Stored dataset items:
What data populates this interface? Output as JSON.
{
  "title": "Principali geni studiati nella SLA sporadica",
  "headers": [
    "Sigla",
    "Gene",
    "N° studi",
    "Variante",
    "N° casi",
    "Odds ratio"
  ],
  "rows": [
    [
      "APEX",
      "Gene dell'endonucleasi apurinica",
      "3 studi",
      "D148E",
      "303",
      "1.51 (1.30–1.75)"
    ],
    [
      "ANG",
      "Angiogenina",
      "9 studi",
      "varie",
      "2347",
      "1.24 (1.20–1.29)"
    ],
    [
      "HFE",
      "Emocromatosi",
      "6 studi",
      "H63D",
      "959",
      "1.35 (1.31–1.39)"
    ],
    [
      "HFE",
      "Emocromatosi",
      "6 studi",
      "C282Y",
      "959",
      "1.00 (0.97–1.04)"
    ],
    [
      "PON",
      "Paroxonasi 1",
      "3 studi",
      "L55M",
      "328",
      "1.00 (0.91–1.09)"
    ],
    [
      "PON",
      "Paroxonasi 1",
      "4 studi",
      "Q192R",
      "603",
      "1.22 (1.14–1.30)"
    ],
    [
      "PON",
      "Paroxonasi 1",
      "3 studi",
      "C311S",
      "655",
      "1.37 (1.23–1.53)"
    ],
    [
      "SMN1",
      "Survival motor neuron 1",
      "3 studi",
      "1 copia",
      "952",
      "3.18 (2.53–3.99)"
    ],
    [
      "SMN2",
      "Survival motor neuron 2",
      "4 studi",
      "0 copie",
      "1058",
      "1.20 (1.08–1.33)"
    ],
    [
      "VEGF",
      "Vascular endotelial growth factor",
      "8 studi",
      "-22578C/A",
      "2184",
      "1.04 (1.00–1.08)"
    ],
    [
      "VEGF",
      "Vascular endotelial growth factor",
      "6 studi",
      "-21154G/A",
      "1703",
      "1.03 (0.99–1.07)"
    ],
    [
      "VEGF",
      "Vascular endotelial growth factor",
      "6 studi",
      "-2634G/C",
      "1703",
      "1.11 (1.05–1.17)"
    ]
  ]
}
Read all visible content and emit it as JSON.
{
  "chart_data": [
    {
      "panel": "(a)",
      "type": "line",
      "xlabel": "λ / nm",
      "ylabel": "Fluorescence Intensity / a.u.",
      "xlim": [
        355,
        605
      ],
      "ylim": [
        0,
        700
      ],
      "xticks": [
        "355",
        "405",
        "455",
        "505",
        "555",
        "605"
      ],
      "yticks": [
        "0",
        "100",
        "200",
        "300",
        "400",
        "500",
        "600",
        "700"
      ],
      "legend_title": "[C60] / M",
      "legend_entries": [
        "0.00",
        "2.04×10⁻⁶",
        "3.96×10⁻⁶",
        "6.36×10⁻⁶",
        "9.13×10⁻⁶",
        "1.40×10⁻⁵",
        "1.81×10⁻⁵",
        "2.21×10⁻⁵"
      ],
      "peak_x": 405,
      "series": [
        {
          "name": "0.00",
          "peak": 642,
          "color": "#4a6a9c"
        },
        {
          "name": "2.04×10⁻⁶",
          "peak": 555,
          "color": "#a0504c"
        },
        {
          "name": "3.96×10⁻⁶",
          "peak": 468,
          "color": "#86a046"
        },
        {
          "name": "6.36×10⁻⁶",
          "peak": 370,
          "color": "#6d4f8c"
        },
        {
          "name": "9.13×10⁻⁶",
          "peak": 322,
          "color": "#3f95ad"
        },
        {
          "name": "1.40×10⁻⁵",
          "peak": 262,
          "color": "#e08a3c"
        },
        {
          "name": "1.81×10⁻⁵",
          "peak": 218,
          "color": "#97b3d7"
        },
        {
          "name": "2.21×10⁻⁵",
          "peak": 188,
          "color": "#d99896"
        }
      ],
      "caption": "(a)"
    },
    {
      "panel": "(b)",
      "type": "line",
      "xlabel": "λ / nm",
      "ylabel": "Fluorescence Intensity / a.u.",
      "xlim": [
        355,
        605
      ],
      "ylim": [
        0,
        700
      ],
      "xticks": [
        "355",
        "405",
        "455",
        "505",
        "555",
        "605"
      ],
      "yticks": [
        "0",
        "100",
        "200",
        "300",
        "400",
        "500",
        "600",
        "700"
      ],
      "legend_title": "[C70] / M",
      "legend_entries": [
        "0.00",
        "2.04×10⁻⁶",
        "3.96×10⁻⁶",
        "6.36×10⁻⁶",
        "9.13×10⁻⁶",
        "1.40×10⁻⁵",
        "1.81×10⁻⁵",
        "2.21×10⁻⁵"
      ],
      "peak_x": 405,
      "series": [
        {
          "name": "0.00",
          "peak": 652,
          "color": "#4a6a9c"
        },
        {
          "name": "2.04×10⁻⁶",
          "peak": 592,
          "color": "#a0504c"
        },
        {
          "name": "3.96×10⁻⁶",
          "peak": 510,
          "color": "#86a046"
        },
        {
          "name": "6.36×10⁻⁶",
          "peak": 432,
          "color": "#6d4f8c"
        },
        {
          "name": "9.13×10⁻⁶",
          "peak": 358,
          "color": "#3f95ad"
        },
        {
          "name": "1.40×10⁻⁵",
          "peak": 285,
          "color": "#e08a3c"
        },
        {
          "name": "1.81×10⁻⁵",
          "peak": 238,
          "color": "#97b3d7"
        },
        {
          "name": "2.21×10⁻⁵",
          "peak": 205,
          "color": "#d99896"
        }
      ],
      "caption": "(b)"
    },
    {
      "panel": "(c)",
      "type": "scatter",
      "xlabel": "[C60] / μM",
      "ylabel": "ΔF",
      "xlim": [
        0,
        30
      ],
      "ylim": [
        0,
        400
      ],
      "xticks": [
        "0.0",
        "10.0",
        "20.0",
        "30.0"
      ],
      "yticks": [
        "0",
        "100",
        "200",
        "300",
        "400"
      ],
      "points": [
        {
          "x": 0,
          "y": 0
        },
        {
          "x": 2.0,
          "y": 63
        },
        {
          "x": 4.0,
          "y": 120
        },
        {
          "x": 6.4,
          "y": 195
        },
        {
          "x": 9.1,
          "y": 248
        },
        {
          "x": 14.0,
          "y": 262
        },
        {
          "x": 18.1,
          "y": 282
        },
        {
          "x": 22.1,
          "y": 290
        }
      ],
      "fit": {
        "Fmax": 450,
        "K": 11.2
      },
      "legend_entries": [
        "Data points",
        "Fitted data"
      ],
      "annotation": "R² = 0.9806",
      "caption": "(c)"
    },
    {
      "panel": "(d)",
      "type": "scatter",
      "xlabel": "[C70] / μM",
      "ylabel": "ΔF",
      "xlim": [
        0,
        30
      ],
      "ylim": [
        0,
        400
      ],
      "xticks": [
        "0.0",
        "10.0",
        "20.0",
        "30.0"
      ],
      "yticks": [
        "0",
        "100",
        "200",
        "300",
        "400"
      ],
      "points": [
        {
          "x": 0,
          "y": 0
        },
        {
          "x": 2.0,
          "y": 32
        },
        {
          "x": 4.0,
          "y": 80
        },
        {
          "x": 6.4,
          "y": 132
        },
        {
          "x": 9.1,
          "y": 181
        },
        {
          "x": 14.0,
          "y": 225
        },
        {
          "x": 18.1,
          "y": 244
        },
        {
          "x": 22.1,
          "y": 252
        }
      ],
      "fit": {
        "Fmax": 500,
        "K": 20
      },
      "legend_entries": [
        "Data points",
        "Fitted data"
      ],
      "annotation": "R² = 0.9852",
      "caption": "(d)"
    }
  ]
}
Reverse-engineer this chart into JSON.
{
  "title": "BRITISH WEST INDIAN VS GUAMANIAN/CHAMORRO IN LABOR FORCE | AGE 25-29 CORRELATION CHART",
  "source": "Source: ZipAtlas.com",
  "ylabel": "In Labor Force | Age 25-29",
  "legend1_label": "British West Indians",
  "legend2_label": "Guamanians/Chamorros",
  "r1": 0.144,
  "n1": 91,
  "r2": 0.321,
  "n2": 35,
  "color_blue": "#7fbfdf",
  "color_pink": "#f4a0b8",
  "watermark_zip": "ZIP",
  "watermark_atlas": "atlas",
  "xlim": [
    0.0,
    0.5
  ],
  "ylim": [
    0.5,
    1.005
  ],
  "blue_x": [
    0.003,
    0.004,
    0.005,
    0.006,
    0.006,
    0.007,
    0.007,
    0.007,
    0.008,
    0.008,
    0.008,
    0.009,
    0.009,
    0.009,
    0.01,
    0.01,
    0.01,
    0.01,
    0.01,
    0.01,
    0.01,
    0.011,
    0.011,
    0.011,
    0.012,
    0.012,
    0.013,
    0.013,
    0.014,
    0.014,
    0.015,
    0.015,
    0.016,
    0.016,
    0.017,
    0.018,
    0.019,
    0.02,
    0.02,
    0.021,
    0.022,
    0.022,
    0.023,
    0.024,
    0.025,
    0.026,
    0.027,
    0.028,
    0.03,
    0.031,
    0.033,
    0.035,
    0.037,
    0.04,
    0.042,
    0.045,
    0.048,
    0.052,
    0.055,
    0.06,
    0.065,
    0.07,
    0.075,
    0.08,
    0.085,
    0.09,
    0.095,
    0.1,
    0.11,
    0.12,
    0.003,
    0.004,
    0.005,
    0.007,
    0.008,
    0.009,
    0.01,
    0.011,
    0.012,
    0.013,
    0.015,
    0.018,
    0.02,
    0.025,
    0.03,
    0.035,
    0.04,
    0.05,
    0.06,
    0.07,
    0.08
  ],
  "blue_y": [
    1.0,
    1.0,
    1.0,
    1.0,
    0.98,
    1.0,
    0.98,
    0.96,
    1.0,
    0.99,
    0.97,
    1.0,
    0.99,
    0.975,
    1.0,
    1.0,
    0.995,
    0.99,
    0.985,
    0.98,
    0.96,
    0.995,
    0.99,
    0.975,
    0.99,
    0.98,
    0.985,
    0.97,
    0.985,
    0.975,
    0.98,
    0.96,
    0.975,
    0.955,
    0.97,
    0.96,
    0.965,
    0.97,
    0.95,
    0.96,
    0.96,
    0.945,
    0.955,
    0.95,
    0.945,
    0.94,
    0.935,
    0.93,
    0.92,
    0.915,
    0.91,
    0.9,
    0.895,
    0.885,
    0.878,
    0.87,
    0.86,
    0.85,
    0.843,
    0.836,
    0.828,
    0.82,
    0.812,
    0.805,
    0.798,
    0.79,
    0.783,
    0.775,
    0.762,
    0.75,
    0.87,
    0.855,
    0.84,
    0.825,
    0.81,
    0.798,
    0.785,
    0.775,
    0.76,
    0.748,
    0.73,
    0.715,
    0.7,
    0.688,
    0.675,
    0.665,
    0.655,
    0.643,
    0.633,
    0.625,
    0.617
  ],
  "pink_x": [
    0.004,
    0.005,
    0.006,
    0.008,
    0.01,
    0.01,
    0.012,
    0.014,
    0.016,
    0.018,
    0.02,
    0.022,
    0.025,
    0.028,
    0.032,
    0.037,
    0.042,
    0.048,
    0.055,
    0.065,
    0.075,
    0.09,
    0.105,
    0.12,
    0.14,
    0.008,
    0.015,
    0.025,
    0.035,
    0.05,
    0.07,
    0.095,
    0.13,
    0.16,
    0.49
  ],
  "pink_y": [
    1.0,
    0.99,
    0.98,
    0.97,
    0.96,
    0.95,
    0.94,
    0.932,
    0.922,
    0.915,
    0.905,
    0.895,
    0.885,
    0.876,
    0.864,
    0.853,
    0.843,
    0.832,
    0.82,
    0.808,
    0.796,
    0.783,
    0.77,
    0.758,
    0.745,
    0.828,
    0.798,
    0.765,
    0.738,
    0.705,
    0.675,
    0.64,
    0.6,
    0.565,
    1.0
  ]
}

**Set task:**
Read the entries above, then pull out the lines that include "Survival".

**Result for this exercise:**
      "Survival motor neuron 1",
      "Survival motor neuron 2",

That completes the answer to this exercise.